### Listed entries
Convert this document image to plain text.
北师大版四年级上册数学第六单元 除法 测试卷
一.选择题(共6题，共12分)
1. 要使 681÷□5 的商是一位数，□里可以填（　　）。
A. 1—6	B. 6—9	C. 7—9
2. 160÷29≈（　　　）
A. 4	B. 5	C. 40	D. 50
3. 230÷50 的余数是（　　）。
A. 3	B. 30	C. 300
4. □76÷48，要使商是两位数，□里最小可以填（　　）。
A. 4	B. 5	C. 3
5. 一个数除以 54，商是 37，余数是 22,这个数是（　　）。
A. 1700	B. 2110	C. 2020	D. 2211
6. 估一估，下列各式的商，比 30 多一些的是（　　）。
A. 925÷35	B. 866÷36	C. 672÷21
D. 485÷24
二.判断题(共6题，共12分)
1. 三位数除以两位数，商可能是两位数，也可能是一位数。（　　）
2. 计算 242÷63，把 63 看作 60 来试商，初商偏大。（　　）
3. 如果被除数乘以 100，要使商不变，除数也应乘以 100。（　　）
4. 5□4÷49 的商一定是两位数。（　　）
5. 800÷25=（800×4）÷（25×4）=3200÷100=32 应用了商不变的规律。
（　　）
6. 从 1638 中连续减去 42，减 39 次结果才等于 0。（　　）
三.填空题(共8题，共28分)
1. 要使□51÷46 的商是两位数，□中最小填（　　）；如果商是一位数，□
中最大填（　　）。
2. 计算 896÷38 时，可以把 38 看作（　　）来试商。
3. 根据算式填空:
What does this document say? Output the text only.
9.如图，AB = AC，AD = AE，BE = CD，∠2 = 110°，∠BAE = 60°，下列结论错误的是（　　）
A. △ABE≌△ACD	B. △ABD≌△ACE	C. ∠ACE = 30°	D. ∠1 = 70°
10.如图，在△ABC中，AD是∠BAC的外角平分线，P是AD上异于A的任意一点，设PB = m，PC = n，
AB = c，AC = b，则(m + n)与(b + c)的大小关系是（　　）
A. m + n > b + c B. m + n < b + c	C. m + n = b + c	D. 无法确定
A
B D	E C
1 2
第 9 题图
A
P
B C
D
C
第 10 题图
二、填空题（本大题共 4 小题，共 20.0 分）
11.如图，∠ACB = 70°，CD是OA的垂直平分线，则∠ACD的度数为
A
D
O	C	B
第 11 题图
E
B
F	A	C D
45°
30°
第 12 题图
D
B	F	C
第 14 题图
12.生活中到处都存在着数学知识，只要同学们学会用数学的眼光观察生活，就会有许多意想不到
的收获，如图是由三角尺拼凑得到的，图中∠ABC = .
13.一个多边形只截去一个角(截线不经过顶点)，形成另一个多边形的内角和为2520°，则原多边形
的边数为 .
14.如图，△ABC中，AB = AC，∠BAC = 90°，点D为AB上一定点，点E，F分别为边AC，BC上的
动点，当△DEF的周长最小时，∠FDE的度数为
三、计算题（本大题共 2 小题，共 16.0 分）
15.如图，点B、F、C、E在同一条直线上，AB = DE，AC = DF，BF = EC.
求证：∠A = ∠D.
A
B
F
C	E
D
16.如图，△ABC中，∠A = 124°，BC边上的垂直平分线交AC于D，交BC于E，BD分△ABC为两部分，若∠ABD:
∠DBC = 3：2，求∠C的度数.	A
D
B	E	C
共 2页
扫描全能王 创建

### Your task
Set down all of the data above, word for word.

### Written solution
Convert this document image to plain text.
北师大版四年级上册数学第六单元 除法 测试卷
一.选择题(共6题，共12分)
1. 要使 681÷□5 的商是一位数，□里可以填（　　）。
A. 1—6	B. 6—9	C. 7—9
2. 160÷29≈（　　　）
A. 4	B. 5	C. 40	D. 50
3. 230÷50 的余数是（　　）。
A. 3	B. 30	C. 300
4. □76÷48，要使商是两位数，□里最小可以填（　　）。
A. 4	B. 5	C. 3
5. 一个数除以 54，商是 37，余数是 22,这个数是（　　）。
A. 1700	B. 2110	C. 2020	D. 2211
6. 估一估，下列各式的商，比 30 多一些的是（　　）。
A. 925÷35	B. 866÷36	C. 672÷21
D. 485÷24
二.判断题(共6题，共12分)
1. 三位数除以两位数，商可能是两位数，也可能是一位数。（　　）
2. 计算 242÷63，把 63 看作 60 来试商，初商偏大。（　　）
3. 如果被除数乘以 100，要使商不变，除数也应乘以 100。（　　）
4. 5□4÷49 的商一定是两位数。（　　）
5. 800÷25=（800×4）÷（25×4）=3200÷100=32 应用了商不变的规律。
（　　）
6. 从 1638 中连续减去 42，减 39 次结果才等于 0。（　　）
三.填空题(共8题，共28分)
1. 要使□51÷46 的商是两位数，□中最小填（　　）；如果商是一位数，□
中最大填（　　）。
2. 计算 896÷38 时，可以把 38 看作（　　）来试商。
3. 根据算式填空:
What does this document say? Output the text only.
9.如图，AB = AC，AD = AE，BE = CD，∠2 = 110°，∠BAE = 60°，下列结论错误的是（　　）
A. △ABE≌△ACD	B. △ABD≌△ACE	C. ∠ACE = 30°	D. ∠1 = 70°
10.如图，在△ABC中，AD是∠BAC的外角平分线，P是AD上异于A的任意一点，设PB = m，PC = n，
AB = c，AC = b，则(m + n)与(b + c)的大小关系是（　　）
A. m + n > b + c B. m + n < b + c	C. m + n = b + c	D. 无法确定
A
B D	E C
1 2
第 9 题图
A
P
B C
D
C
第 10 题图
二、填空题（本大题共 4 小题，共 20.0 分）
11.如图，∠ACB = 70°，CD是OA的垂直平分线，则∠ACD的度数为
A
D
O	C	B
第 11 题图
E
B
F	A	C D
45°
30°
第 12 题图
D
B	F	C
第 14 题图
12.生活中到处都存在着数学知识，只要同学们学会用数学的眼光观察生活，就会有许多意想不到
的收获，如图是由三角尺拼凑得到的，图中∠ABC = .
13.一个多边形只截去一个角(截线不经过顶点)，形成另一个多边形的内角和为2520°，则原多边形
的边数为 .
14.如图，△ABC中，AB = AC，∠BAC = 90°，点D为AB上一定点，点E，F分别为边AC，BC上的
动点，当△DEF的周长最小时，∠FDE的度数为
三、计算题（本大题共 2 小题，共 16.0 分）
15.如图，点B、F、C、E在同一条直线上，AB = DE，AC = DF，BF = EC.
求证：∠A = ∠D.
A
B
F
C	E
D
16.如图，△ABC中，∠A = 124°，BC边上的垂直平分线交AC于D，交BC于E，BD分△ABC为两部分，若∠ABD:
∠DBC = 3：2，求∠C的度数.	A
D
B	E	C
共 2页
扫描全能王 创建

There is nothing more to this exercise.